[WORK TO COMPLETE]: Which fields written with a leading "->" does the RCU passage name? List each one once.

[SOURCE DOCUMENT]:
○ ○ ○ ○ ○

However, a leaf rcu_node structure with an all-zeroes ->qsmaskinit cannot necessarily be ignored. In preemptible RCU, there might well be tasks still in RCU read-side critical sections that were first preempted while running on one of the CPUs managed by this structure. Such tasks will be queued on this structure's ->blkd_tasks list. Only after this list fully drains can this leaf rcu_node structure be ignored, and even then only if none of its CPUs have come back online in the meantime. Once that happens, the ->qsmaskinit masks further up the tree will be updated to exclude this leaf rcu_node structure.
Once the ->qsmaskinitnext and ->qsmaskinit fields have been updated as needed, the GP kthread transitions to RCU_GP_INIT.

○ ○ ○ ○ ○

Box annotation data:
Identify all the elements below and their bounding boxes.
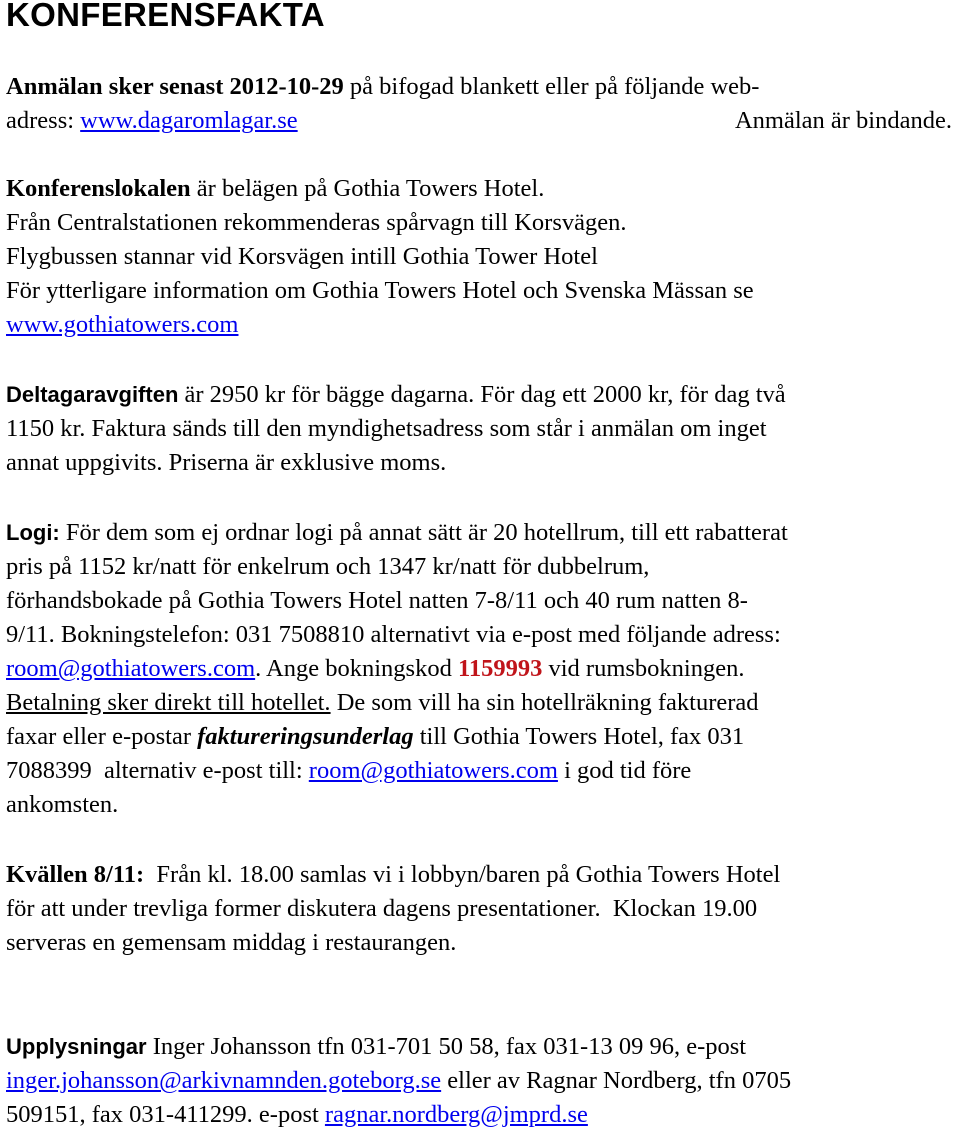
fee-section — [6, 378, 956, 480]
venue-line-4: För ytterligare information om Gothia Towers Hotel och Svenska Mässan se — [6, 277, 754, 304]
payment-note: Betalning sker direkt till hotellet. — [6, 689, 331, 716]
lodging-fax-prefix: faxar eller e-postar — [6, 723, 198, 750]
venue-line-5 — [6, 308, 956, 342]
registration-url-link[interactable]: www.dagaromlagar.se — [80, 107, 298, 134]
registration-deadline: Anmälan sker senast 2012-10-29 — [6, 73, 344, 100]
fee-line-2: 1150 kr. Faktura sänds till den myndighetsadress som står i anmälan om inget — [6, 415, 767, 442]
lodging-arrival-text: i god tid före — [557, 757, 692, 784]
contact-line-1 — [6, 1030, 956, 1064]
contact-inger: Inger Johansson tfn 031-701 50 58, fax 031-13 09 96, e-post — [146, 1033, 747, 1060]
lodging-line-8 — [6, 754, 956, 788]
lodging-line-6 — [6, 686, 956, 720]
contact-section — [6, 1030, 956, 1132]
fee-amounts: är 2950 kr för bägge dagarna. För dag ett 2000 kr, för dag två — [178, 381, 786, 408]
lodging-line-2: pris på 1152 kr/natt för enkelrum och 1347 kr/natt för dubbelrum, — [6, 553, 650, 580]
fee-line-3: annat uppgivits. Priserna är exklusive moms. — [6, 449, 447, 476]
venue-location: är belägen på Gothia Towers Hotel. — [190, 175, 545, 202]
lodging-intro: För dem som ej ordnar logi på annat sätt är 20 hotellrum, till ett rabatterat — [59, 519, 788, 546]
venue-heading: Konferenslokalen — [6, 175, 191, 202]
venue-line-2: Från Centralstationen rekommenderas spårvagn till Korsvägen. — [6, 209, 627, 236]
contact-email-ragnar-link[interactable]: ragnar.nordberg@jmprd.se — [324, 1101, 588, 1128]
evening-section — [6, 858, 956, 960]
registration-line-1 — [6, 70, 956, 104]
page-title: KONFERENSFAKTA — [6, 0, 325, 33]
lodging-line-5 — [6, 652, 956, 686]
evening-line-2: för att under trevliga former diskutera dagens presentationer. Klockan 19.00 — [6, 895, 758, 922]
contact-ragnar: eller av Ragnar Nordberg, tfn 0705 — [441, 1067, 792, 1094]
venue-line-1 — [6, 172, 956, 206]
registration-line-2 — [6, 104, 956, 138]
lodging-email-link[interactable]: room@gothiatowers.com — [6, 655, 256, 682]
lodging-booking-code-label: . Ange bokningskod — [255, 655, 458, 682]
lodging-line-1 — [6, 516, 956, 550]
evening-gathering: Från kl. 18.00 samlas vi i lobbyn/baren på Gothia Towers Hotel — [144, 861, 781, 888]
contact-line-3 — [6, 1098, 956, 1132]
fee-line-1 — [6, 378, 956, 412]
registration-section — [6, 70, 956, 138]
contact-ragnar-fax: 509151, fax 031-411299. e-post — [6, 1101, 325, 1128]
lodging-line-9: ankomsten. — [6, 791, 119, 818]
venue-section — [6, 172, 956, 342]
lodging-alt-email-prefix: 7088399 alternativ e-post till: — [6, 757, 309, 784]
lodging-invoice-text: De som vill ha sin hotellräkning fakturerad — [330, 689, 759, 716]
venue-line-3: Flygbussen stannar vid Korsvägen intill Gothia Tower Hotel — [6, 243, 598, 270]
evening-heading: Kvällen 8/11: — [6, 861, 145, 888]
registration-binding-note: Anmälan är bindande. — [734, 107, 952, 134]
lodging-line-4: 9/11. Bokningstelefon: 031 7508810 alternativt via e-post med följande adress: — [6, 621, 781, 648]
contact-line-2 — [6, 1064, 956, 1098]
lodging-heading: Logi: — [6, 520, 60, 545]
contact-heading: Upplysningar — [6, 1034, 147, 1059]
invoice-document-term: faktureringsunderlag — [197, 723, 414, 750]
lodging-email-link-2[interactable]: room@gothiatowers.com — [308, 757, 558, 784]
contact-email-inger-link[interactable]: inger.johansson@arkivnamnden.goteborg.se — [6, 1067, 442, 1094]
registration-text: på bifogad blankett eller på följande web- — [343, 73, 760, 100]
lodging-line-3: förhandsbokade på Gothia Towers Hotel natten 7-8/11 och 40 rum natten 8- — [6, 587, 748, 614]
lodging-booking-suffix: vid rumsbokningen. — [542, 655, 745, 682]
evening-line-3: serveras en gemensam middag i restaurangen. — [6, 929, 457, 956]
lodging-section — [6, 516, 956, 822]
lodging-fax-text: till Gothia Towers Hotel, fax 031 — [413, 723, 745, 750]
fee-heading: Deltagaravgiften — [6, 382, 179, 407]
lodging-line-7 — [6, 720, 956, 754]
evening-line-1 — [6, 858, 956, 892]
booking-code: 1159993 — [457, 655, 543, 682]
venue-url-link[interactable]: www.gothiatowers.com — [6, 311, 239, 338]
registration-address-label: adress: — [6, 107, 81, 134]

○ ○ ○ ○ ○

[SOLUTION TO THE PROBLEM]: ->qsmaskinit, ->blkd_tasks, ->qsmaskinitnext